Dataset entries
- - -

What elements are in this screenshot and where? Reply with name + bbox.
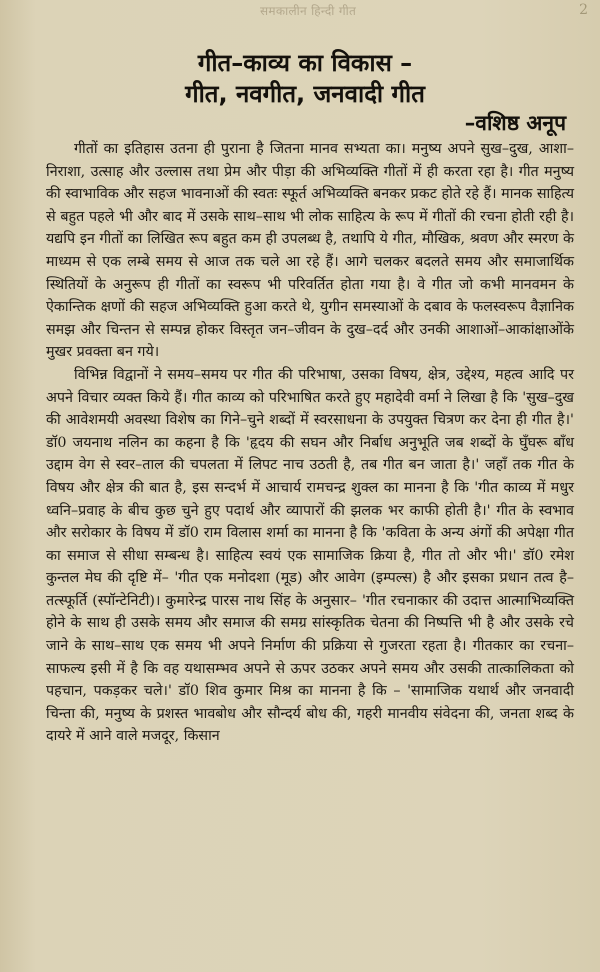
- author-byline: –वशिष्ठ अनूप: [464, 111, 566, 135]
- body-text: [46, 138, 574, 748]
- running-head: समकालीन हिन्दी गीत: [260, 4, 357, 18]
- chapter-title-line-2: गीत, नवगीत, जनवादी गीत: [185, 80, 425, 108]
- paragraph: गीतों का इतिहास उतना ही पुराना है जितना मानव सभ्यता का। मनुष्य अपने सुख–दुख, आशा–निराशा, उत्साह और उल्लास तथा प्रेम और पीड़ा की अभिव्यक्ति गीतों में ही करता रहा है। गीत मनुष्य की स्वाभाविक और सहज भावनाओं की स्वतः स्फूर्त अभिव्यक्ति बनकर प्रकट होते रहे हैं। मानक साहित्य से बहुत पहले भी और बाद में उसके साथ–साथ भी लोक साहित्य के रूप में गीतों की रचना होती रही है। यद्यपि इन गीतों का लिखित रूप बहुत कम ही उपलब्ध है, तथापि ये गीत, मौखिक, श्रवण और स्मरण के माध्यम से एक लम्बे समय से आज तक चले आ रहे हैं। आगे चलकर बदलते समय और समाजार्थिक स्थितियों के अनुरूप ही गीतों का स्वरूप भी परिवर्तित होता गया है। वे गीत जो कभी मानवमन के ऐकान्तिक क्षणों की सहज अभिव्यक्ति हुआ करते थे, युगीन समस्याओं के दबाव के फलस्वरूप वैज्ञानिक समझ और चिन्तन से सम्पन्न होकर विस्तृत जन–जीवन के दुख–दर्द और उनकी आशाओं–आकांक्षाओंके मुखर प्रवक्ता बन गये।: [46, 141, 574, 361]
- page-number: 2: [579, 2, 588, 18]
- chapter-title-line-1: गीत–काव्य का विकास –: [197, 49, 413, 77]
- paragraph: विभिन्न विद्वानों ने समय–समय पर गीत की परिभाषा, उसका विषय, क्षेत्र, उद्देश्य, महत्व आदि पर अपने विचार व्यक्त किये हैं। गीत काव्य को परिभाषित करते हुए महादेवी वर्मा ने लिखा है कि 'सुख–दुख की आवेशमयी अवस्था विशेष का गिने–चुने शब्दों में स्वरसाधना के उपयुक्त चित्रण कर देना ही गीत है।' डॉ0 जयनाथ नलिन का कहना है कि 'हृदय की सघन और निर्बाध अनुभूति जब शब्दों के घुँघरू बाँध उद्दाम वेग से स्वर–ताल की चपलता में लिपट नाच उठती है, तब गीत बन जाता है।' जहाँ तक गीत के विषय और क्षेत्र की बात है, इस सन्दर्भ में आचार्य रामचन्द्र शुक्ल का मानना है कि 'गीत काव्य में मधुर ध्वनि–प्रवाह के बीच कुछ चुने हुए पदार्थ और व्यापारों की झलक भर काफी होती है।' गीत के स्वभाव और सरोकार के विषय में डॉ0 राम विलास शर्मा का मानना है कि 'कविता के अन्य अंगों की अपेक्षा गीत का समाज से सीधा सम्बन्ध है। साहित्य स्वयं एक सामाजिक क्रिया है, गीत तो और भी।' डॉ0 रमेश कुन्तल मेघ की दृष्टि में– 'गीत एक मनोदशा (मूड) और आवेग (इम्पल्स) है और इसका प्रधान तत्व है– तत्स्फूर्ति (स्पॉन्टेनिटी)। कुमारेन्द्र पारस नाथ सिंह के अनुसार– 'गीत रचनाकार की उदात्त आत्माभिव्यक्ति होने के साथ ही उसके समय और समाज की समग्र सांस्कृतिक चेतना की निष्पत्ति भी है और उसके रचे जाने के साथ–साथ एक समय भी अपने निर्माण की प्रक्रिया से गुजरता रहता है। गीतकार का रचना–साफल्य इसी में है कि वह यथासम्भव अपने से ऊपर उठकर अपने समय और उसकी तात्कालिकता को पहचान, पकड़कर चले।' डॉ0 शिव कुमार मिश्र का मानना है कि – 'सामाजिक यथार्थ और जनवादी चिन्ता की, मनुष्य के प्रशस्त भावबोध और सौन्दर्य बोध की, गहरी मानवीय संवेदना की, जनता शब्द के दायरे में आने वाले मजदूर, किसान: [46, 366, 574, 745]
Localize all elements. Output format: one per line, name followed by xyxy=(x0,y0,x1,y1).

- - -

What is asked: Present the lines above as a Markdown table with the columns Row and Line. Number each row, skip any blank lines, and leave out the picture.

Solution to this problem:
| Row | Line |
|---|---|
| 1 | What elements are in this screenshot and where? Reply with name + bbox. |
| 2 | - author-byline: –वशिष्ठ अनूप: [464, 111, 566, 135] |
| 3 | - body-text: [46, 138, 574, 748] |
| 4 | - running-head: समकालीन हिन्दी गीत: [260, 4, 357, 18] |
| 5 | - chapter-title-line-2: गीत, नवगीत, जनवादी गीत: [185, 80, 425, 108] |
| 6 | - paragraph: गीतों का इतिहास उतना ही पुराना है जितना मानव सभ्यता का। मनुष्य अपने सुख–दुख, आशा–निराशा, उत्साह और उल्लास तथा प्रेम और पीड़ा की अभिव्यक्ति गीतों में ही करता रहा है। गीत मनुष्य की स्वाभाविक और सहज भावनाओं की स्वतः स्फूर्त अभिव्यक्ति बनकर प्रकट होते रहे हैं। मानक साहित्य से बहुत पहले भी और बाद में उसके साथ–साथ भी लोक साहित्य के रूप में गीतों की रचना होती रही है। यद्यपि इन गीतों का लिखित रूप बहुत कम ही उपलब्ध है, तथापि ये गीत, मौखिक, श्रवण और स्मरण के माध्यम से एक लम्बे समय से आज तक चले आ रहे हैं। आगे चलकर बदलते समय और समाजार्थिक स्थितियों के अनुरूप ही गीतों का स्वरूप भी परिवर्तित होता गया है। वे गीत जो कभी मानवमन के ऐकान्तिक क्षणों की सहज अभिव्यक्ति हुआ करते थे, युगीन समस्याओं के दबाव के फलस्वरूप वैज्ञानिक समझ और चिन्तन से सम्पन्न होकर विस्तृत जन–जीवन के दुख–दर्द और उनकी आशाओं–आकांक्षाओंके मुखर प्रवक्ता बन गये।: [46, 141, 574, 361] |
| 7 | - page-number: 2: [579, 2, 588, 18] |
| 8 | - chapter-title-line-1: गीत–काव्य का विकास –: [197, 49, 413, 77] |
| 9 | - paragraph: विभिन्न विद्वानों ने समय–समय पर गीत की परिभाषा, उसका विषय, क्षेत्र, उद्देश्य, महत्व आदि पर अपने विचार व्यक्त किये हैं। गीत काव्य को परिभाषित करते हुए महादेवी वर्मा ने लिखा है कि 'सुख–दुख की आवेशमयी अवस्था विशेष का गिने–चुने शब्दों में स्वरसाधना के उपयुक्त चित्रण कर देना ही गीत है।' डॉ0 जयनाथ नलिन का कहना है कि 'हृदय की सघन और निर्बाध अनुभूति जब शब्दों के घुँघरू बाँध उद्दाम वेग से स्वर–ताल की चपलता में लिपट नाच उठती है, तब गीत बन जाता है।' जहाँ तक गीत के विषय और क्षेत्र की बात है, इस सन्दर्भ में आचार्य रामचन्द्र शुक्ल का मानना है कि 'गीत काव्य में मधुर ध्वनि–प्रवाह के बीच कुछ चुने हुए पदार्थ और व्यापारों की झलक भर काफी होती है।' गीत के स्वभाव और सरोकार के विषय में डॉ0 राम विलास शर्मा का मानना है कि 'कविता के अन्य अंगों की अपेक्षा गीत का समाज से सीधा सम्बन्ध है। साहित्य स्वयं एक सामाजिक क्रिया है, गीत तो और भी।' डॉ0 रमेश कुन्तल मेघ की दृष्टि में– 'गीत एक मनोदशा (मूड) और आवेग (इम्पल्स) है और इसका प्रधान तत्व है– तत्स्फूर्ति (स्पॉन्टेनिटी)। कुमारेन्द्र पारस नाथ सिंह के अनुसार– 'गीत रचनाकार की उदात्त आत्माभिव्यक्ति होने के साथ ही उसके समय और समाज की समग्र सांस्कृतिक चेतना की निष्पत्ति भी है और उसके रचे जाने के साथ–साथ एक समय भी अपने निर्माण की प्रक्रिया से गुजरता रहता है। गीतकार का रचना–साफल्य इसी में है कि वह यथासम्भव अपने से ऊपर उठकर अपने समय और उसकी तात्कालिकता को पहचान, पकड़कर चले।' डॉ0 शिव कुमार मिश्र का मानना है कि – 'सामाजिक यथार्थ और जनवादी चिन्ता की, मनुष्य के प्रशस्त भावबोध और सौन्दर्य बोध की, गहरी मानवीय संवेदना की, जनता शब्द के दायरे में आने वाले मजदूर, किसान: [46, 366, 574, 745] |
| 10 | Localize all elements. Output format: one per line, name followed by xyxy=(x0,y0,x1,y1). |